(TASK):
In the entries below, count every line containing "marker". Return the number and nothing else.

(SUPPLIED MATERIAL):
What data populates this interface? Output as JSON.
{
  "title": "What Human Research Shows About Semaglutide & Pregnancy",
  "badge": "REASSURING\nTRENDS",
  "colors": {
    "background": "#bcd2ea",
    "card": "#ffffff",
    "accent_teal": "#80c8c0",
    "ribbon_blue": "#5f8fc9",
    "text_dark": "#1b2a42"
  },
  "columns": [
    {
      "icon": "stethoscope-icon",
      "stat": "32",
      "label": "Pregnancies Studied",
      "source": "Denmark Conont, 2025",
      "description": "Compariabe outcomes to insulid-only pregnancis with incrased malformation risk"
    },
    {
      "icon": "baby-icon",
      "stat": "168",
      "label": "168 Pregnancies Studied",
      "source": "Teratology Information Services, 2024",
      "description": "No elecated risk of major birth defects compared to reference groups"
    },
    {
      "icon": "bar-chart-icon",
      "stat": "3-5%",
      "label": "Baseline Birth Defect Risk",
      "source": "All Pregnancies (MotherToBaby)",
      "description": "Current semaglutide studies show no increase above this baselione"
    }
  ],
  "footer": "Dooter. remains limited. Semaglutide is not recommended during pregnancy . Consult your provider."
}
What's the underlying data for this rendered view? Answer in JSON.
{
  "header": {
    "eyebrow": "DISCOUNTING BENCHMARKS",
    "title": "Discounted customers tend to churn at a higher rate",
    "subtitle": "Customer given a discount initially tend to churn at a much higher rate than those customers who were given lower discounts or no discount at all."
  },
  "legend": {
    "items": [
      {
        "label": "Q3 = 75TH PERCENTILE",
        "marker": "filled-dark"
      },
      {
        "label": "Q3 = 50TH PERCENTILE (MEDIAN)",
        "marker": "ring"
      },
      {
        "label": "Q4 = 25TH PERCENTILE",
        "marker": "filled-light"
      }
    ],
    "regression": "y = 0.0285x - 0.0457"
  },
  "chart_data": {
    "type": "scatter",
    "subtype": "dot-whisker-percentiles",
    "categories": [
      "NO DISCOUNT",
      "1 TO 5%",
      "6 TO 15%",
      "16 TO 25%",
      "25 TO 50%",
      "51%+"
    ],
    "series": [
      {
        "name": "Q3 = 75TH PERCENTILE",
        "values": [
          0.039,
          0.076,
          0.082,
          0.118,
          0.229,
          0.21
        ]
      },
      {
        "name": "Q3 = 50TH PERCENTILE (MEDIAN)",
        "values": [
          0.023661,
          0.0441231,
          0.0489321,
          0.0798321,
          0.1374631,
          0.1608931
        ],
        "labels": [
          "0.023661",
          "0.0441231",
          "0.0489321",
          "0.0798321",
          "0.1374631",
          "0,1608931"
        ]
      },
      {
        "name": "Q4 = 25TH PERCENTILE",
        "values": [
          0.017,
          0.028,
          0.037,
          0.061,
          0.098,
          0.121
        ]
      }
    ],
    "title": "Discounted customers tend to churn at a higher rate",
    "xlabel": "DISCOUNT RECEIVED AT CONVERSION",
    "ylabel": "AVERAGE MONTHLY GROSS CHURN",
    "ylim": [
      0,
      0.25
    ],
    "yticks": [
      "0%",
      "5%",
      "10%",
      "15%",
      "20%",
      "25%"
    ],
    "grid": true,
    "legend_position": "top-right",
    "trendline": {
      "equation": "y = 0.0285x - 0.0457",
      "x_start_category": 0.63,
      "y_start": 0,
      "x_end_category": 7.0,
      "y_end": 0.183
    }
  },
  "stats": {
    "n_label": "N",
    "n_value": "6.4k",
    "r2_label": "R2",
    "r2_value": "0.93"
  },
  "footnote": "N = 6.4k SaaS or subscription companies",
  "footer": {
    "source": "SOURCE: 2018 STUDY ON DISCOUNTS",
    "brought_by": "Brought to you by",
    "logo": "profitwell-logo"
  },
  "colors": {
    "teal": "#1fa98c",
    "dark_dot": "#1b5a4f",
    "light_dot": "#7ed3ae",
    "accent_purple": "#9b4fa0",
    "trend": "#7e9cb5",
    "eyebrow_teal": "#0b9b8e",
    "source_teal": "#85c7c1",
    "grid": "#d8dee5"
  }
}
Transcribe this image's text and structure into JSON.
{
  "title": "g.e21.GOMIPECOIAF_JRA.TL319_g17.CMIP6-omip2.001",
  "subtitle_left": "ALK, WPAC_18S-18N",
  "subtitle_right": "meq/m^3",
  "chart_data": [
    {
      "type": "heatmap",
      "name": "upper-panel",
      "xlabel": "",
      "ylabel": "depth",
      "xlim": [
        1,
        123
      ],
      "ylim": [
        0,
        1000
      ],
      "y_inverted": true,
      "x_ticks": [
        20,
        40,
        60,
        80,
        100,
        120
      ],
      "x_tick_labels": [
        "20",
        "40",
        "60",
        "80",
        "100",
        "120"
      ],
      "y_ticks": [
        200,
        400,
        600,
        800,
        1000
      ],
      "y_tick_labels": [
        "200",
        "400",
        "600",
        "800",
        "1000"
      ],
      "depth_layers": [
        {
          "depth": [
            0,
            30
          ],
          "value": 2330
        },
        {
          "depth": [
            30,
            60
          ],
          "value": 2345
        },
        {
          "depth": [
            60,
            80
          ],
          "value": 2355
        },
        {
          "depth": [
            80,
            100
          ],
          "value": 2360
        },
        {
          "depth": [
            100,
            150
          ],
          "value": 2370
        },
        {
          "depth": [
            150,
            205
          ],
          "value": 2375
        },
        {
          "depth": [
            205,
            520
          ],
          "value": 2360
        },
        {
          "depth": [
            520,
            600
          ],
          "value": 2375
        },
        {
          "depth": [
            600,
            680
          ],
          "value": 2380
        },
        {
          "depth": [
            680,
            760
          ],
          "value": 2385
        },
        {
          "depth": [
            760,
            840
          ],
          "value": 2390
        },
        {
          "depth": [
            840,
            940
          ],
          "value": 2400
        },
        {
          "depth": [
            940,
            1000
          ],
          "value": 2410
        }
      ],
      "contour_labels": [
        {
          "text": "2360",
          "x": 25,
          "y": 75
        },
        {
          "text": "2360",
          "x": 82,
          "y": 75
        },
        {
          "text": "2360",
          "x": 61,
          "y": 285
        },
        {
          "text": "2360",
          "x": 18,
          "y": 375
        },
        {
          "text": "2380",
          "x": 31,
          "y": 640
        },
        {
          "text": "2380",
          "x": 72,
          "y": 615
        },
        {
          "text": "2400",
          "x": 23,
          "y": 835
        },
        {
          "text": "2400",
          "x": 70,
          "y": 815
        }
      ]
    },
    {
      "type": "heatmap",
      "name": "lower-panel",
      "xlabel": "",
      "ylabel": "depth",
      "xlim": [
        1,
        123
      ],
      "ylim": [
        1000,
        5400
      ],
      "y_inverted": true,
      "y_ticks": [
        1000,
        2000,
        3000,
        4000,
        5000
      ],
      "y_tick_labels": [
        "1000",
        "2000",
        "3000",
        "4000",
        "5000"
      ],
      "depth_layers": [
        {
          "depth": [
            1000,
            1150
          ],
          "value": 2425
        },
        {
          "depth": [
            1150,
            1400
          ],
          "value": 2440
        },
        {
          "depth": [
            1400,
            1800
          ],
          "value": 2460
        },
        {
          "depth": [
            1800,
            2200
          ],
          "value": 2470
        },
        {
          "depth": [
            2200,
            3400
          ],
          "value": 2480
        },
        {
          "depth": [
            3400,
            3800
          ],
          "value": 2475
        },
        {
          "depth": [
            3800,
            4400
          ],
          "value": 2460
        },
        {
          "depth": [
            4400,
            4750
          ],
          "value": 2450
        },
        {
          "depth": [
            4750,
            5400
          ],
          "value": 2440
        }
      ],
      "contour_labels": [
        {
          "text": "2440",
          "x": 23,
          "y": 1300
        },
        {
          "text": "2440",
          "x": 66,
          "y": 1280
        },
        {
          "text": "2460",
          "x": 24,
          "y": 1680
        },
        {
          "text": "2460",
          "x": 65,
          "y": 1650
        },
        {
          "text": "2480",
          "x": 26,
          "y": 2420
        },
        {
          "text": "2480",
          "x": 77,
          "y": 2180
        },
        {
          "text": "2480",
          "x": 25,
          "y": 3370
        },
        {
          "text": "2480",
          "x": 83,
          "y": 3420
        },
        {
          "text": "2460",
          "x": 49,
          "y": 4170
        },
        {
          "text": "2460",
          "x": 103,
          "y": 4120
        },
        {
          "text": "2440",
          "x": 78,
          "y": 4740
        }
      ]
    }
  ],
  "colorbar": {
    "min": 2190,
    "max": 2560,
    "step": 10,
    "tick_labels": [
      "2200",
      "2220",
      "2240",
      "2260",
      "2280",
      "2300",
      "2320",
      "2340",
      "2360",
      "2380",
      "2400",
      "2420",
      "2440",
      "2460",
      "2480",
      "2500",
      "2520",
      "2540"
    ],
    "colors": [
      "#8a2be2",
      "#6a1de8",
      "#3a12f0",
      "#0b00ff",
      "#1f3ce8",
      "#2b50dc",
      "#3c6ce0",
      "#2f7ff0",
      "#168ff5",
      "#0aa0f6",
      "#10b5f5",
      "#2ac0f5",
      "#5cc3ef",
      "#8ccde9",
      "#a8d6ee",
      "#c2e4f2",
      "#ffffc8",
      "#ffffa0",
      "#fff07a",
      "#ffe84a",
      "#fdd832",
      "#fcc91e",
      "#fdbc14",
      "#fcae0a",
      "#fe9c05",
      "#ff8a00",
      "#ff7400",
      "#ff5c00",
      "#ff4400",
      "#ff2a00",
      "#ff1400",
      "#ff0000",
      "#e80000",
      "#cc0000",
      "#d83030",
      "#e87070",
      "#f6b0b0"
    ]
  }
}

(EXERCISE RESPONSE):
3